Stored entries

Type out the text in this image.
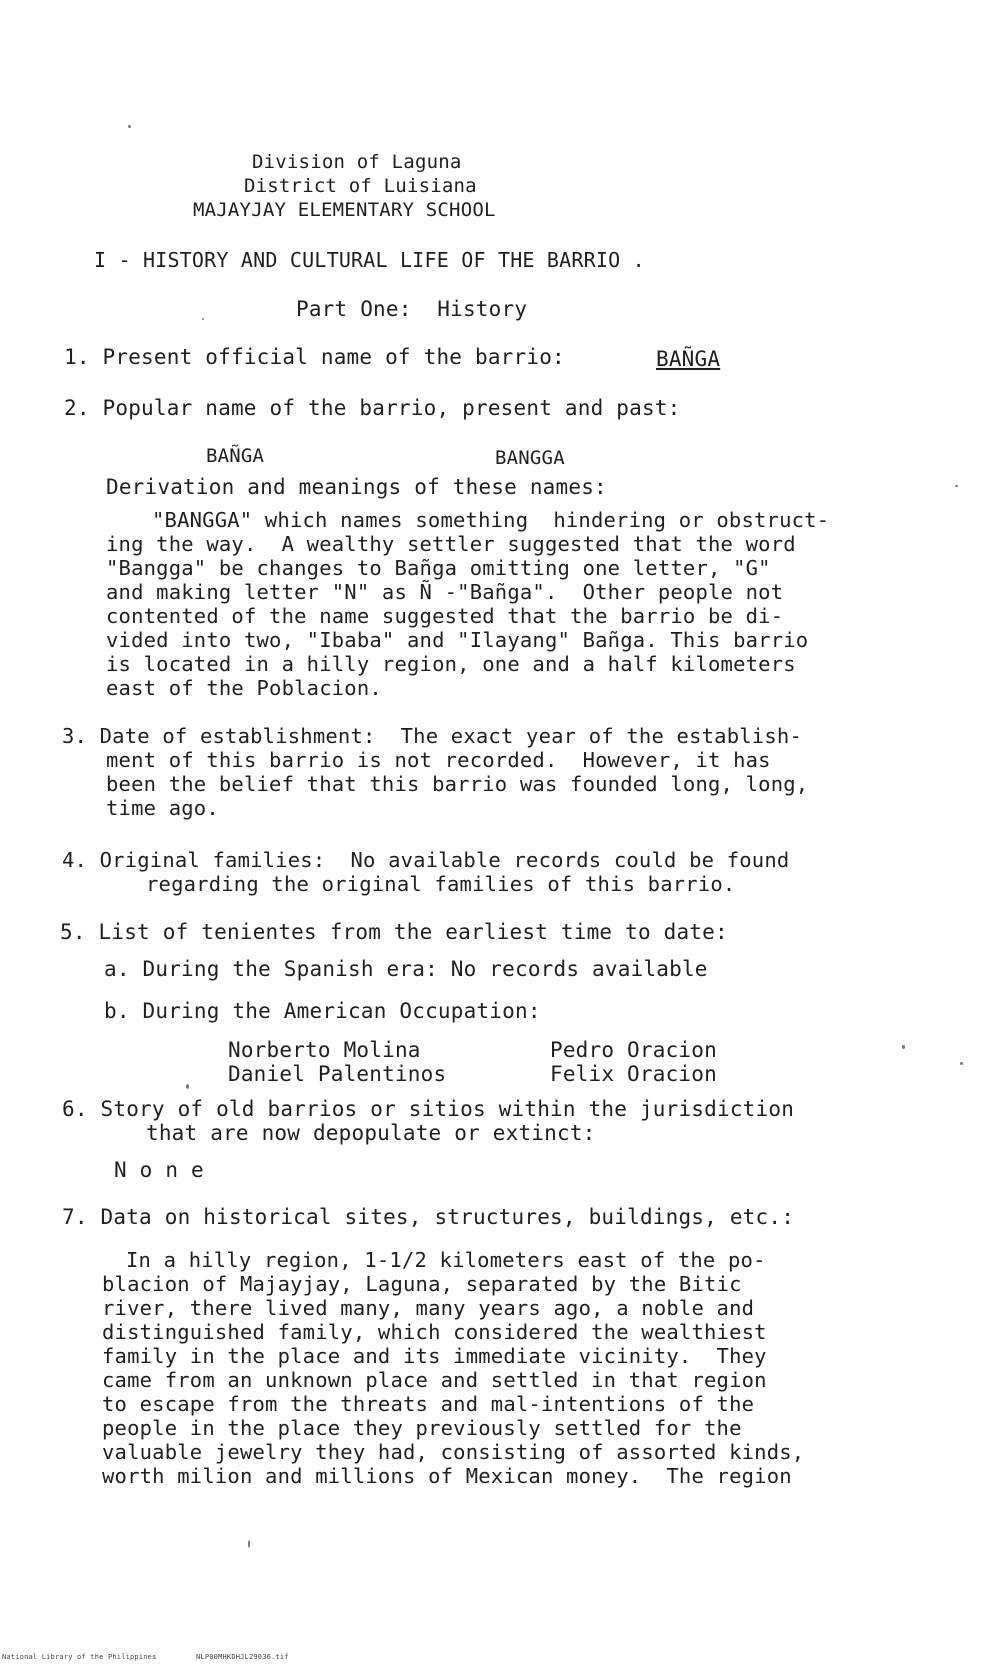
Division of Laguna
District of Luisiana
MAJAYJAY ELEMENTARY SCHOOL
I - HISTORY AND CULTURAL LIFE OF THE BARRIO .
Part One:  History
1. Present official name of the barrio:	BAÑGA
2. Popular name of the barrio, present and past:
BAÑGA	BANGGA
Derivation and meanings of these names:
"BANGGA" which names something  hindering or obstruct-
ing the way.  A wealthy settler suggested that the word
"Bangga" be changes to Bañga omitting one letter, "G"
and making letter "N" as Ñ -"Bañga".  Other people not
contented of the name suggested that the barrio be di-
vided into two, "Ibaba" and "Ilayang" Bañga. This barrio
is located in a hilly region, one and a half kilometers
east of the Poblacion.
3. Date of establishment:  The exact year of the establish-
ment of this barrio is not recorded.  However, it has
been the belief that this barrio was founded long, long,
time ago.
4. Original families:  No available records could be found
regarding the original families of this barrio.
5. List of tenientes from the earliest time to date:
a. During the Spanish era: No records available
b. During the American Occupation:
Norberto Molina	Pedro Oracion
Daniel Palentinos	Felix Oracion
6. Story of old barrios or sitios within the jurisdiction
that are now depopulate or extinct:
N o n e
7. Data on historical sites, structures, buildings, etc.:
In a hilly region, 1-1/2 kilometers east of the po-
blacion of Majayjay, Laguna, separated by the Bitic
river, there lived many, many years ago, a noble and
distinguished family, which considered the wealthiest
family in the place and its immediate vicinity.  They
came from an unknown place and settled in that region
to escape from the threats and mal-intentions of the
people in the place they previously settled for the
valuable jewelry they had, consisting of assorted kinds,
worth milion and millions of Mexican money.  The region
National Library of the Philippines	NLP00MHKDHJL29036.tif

● Short task
Copy the material exactly. Do not include the pictures.

● Exercise answer
Type out the text in this image.
Division of Laguna
District of Luisiana
MAJAYJAY ELEMENTARY SCHOOL
I - HISTORY AND CULTURAL LIFE OF THE BARRIO .
Part One:  History
1. Present official name of the barrio:	BAÑGA
2. Popular name of the barrio, present and past:
BAÑGA	BANGGA
Derivation and meanings of these names:
"BANGGA" which names something  hindering or obstruct-
ing the way.  A wealthy settler suggested that the word
"Bangga" be changes to Bañga omitting one letter, "G"
and making letter "N" as Ñ -"Bañga".  Other people not
contented of the name suggested that the barrio be di-
vided into two, "Ibaba" and "Ilayang" Bañga. This barrio
is located in a hilly region, one and a half kilometers
east of the Poblacion.
3. Date of establishment:  The exact year of the establish-
ment of this barrio is not recorded.  However, it has
been the belief that this barrio was founded long, long,
time ago.
4. Original families:  No available records could be found
regarding the original families of this barrio.
5. List of tenientes from the earliest time to date:
a. During the Spanish era: No records available
b. During the American Occupation:
Norberto Molina	Pedro Oracion
Daniel Palentinos	Felix Oracion
6. Story of old barrios or sitios within the jurisdiction
that are now depopulate or extinct:
N o n e
7. Data on historical sites, structures, buildings, etc.:
In a hilly region, 1-1/2 kilometers east of the po-
blacion of Majayjay, Laguna, separated by the Bitic
river, there lived many, many years ago, a noble and
distinguished family, which considered the wealthiest
family in the place and its immediate vicinity.  They
came from an unknown place and settled in that region
to escape from the threats and mal-intentions of the
people in the place they previously settled for the
valuable jewelry they had, consisting of assorted kinds,
worth milion and millions of Mexican money.  The region
National Library of the Philippines	NLP00MHKDHJL29036.tif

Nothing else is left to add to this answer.